Each entry here needs to be set down again exactly, please; pictures are left out.

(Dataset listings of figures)

==============================

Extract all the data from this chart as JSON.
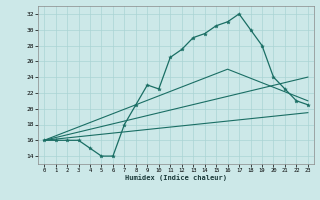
{
  "xlabel": "Humidex (Indice chaleur)",
  "bg_color": "#cce8e8",
  "grid_color": "#aad4d4",
  "line_color": "#1a6e64",
  "xlim": [
    -0.5,
    23.5
  ],
  "ylim": [
    13.0,
    33.0
  ],
  "xticks": [
    0,
    1,
    2,
    3,
    4,
    5,
    6,
    7,
    8,
    9,
    10,
    11,
    12,
    13,
    14,
    15,
    16,
    17,
    18,
    19,
    20,
    21,
    22,
    23
  ],
  "yticks": [
    14,
    16,
    18,
    20,
    22,
    24,
    26,
    28,
    30,
    32
  ],
  "main_x": [
    0,
    1,
    2,
    3,
    4,
    5,
    6,
    7,
    8,
    9,
    10,
    11,
    12,
    13,
    14,
    15,
    16,
    17,
    18,
    19,
    20,
    21,
    22,
    23
  ],
  "main_y": [
    16,
    16,
    16,
    16,
    15,
    14,
    14,
    18,
    20.5,
    23,
    22.5,
    26.5,
    27.5,
    29,
    29.5,
    30.5,
    31,
    32,
    30,
    28,
    24,
    22.5,
    21,
    20.5
  ],
  "line1_x": [
    0,
    16,
    23
  ],
  "line1_y": [
    16,
    25,
    21
  ],
  "line2_x": [
    0,
    23
  ],
  "line2_y": [
    16,
    24
  ],
  "line3_x": [
    0,
    23
  ],
  "line3_y": [
    16,
    19.5
  ]
}
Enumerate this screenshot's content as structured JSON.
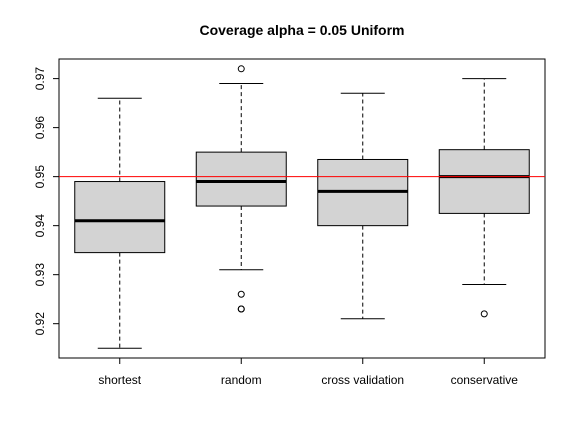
{
  "chart_data": {
    "type": "box",
    "title": "Coverage alpha = 0.05 Uniform",
    "xlabel": "",
    "ylabel": "",
    "categories": [
      "shortest",
      "random",
      "cross validation",
      "conservative"
    ],
    "ylim": [
      0.913,
      0.974
    ],
    "yticks": [
      0.92,
      0.93,
      0.94,
      0.95,
      0.96,
      0.97
    ],
    "ytick_labels": [
      "0.92",
      "0.93",
      "0.94",
      "0.95",
      "0.96",
      "0.97"
    ],
    "boxes": [
      {
        "min": 0.915,
        "q1": 0.9345,
        "median": 0.941,
        "q3": 0.949,
        "max": 0.966,
        "outliers": []
      },
      {
        "min": 0.931,
        "q1": 0.944,
        "median": 0.949,
        "q3": 0.955,
        "max": 0.969,
        "outliers": [
          0.972,
          0.926,
          0.923,
          0.923
        ]
      },
      {
        "min": 0.921,
        "q1": 0.94,
        "median": 0.947,
        "q3": 0.9535,
        "max": 0.967,
        "outliers": []
      },
      {
        "min": 0.928,
        "q1": 0.9425,
        "median": 0.95,
        "q3": 0.9555,
        "max": 0.97,
        "outliers": [
          0.922
        ]
      }
    ],
    "reference_line": {
      "value": 0.95,
      "color": "#ff0000"
    },
    "box_fill": "#d3d3d3",
    "grid": false,
    "legend": "none"
  }
}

==============================

# The solution
Extract all the data from this chart as JSON.
{
  "xlabel": "Humidex (Indice chaleur)",
  "bg_color": "#cce8e8",
  "grid_color": "#aad4d4",
  "line_color": "#1a6e64",
  "xlim": [
    -0.5,
    23.5
  ],
  "ylim": [
    13.0,
    33.0
  ],
  "xticks": [
    0,
    1,
    2,
    3,
    4,
    5,
    6,
    7,
    8,
    9,
    10,
    11,
    12,
    13,
    14,
    15,
    16,
    17,
    18,
    19,
    20,
    21,
    22,
    23
  ],
  "yticks": [
    14,
    16,
    18,
    20,
    22,
    24,
    26,
    28,
    30,
    32
  ],
  "main_x": [
    0,
    1,
    2,
    3,
    4,
    5,
    6,
    7,
    8,
    9,
    10,
    11,
    12,
    13,
    14,
    15,
    16,
    17,
    18,
    19,
    20,
    21,
    22,
    23
  ],
  "main_y": [
    16,
    16,
    16,
    16,
    15,
    14,
    14,
    18,
    20.5,
    23,
    22.5,
    26.5,
    27.5,
    29,
    29.5,
    30.5,
    31,
    32,
    30,
    28,
    24,
    22.5,
    21,
    20.5
  ],
  "line1_x": [
    0,
    16,
    23
  ],
  "line1_y": [
    16,
    25,
    21
  ],
  "line2_x": [
    0,
    23
  ],
  "line2_y": [
    16,
    24
  ],
  "line3_x": [
    0,
    23
  ],
  "line3_y": [
    16,
    19.5
  ]
}
Enumerate this screenshot's content as structured JSON.
{
  "chart_data": {
    "type": "box",
    "title": "Coverage alpha = 0.05 Uniform",
    "xlabel": "",
    "ylabel": "",
    "categories": [
      "shortest",
      "random",
      "cross validation",
      "conservative"
    ],
    "ylim": [
      0.913,
      0.974
    ],
    "yticks": [
      0.92,
      0.93,
      0.94,
      0.95,
      0.96,
      0.97
    ],
    "ytick_labels": [
      "0.92",
      "0.93",
      "0.94",
      "0.95",
      "0.96",
      "0.97"
    ],
    "boxes": [
      {
        "min": 0.915,
        "q1": 0.9345,
        "median": 0.941,
        "q3": 0.949,
        "max": 0.966,
        "outliers": []
      },
      {
        "min": 0.931,
        "q1": 0.944,
        "median": 0.949,
        "q3": 0.955,
        "max": 0.969,
        "outliers": [
          0.972,
          0.926,
          0.923,
          0.923
        ]
      },
      {
        "min": 0.921,
        "q1": 0.94,
        "median": 0.947,
        "q3": 0.9535,
        "max": 0.967,
        "outliers": []
      },
      {
        "min": 0.928,
        "q1": 0.9425,
        "median": 0.95,
        "q3": 0.9555,
        "max": 0.97,
        "outliers": [
          0.922
        ]
      }
    ],
    "reference_line": {
      "value": 0.95,
      "color": "#ff0000"
    },
    "box_fill": "#d3d3d3",
    "grid": false,
    "legend": "none"
  }
}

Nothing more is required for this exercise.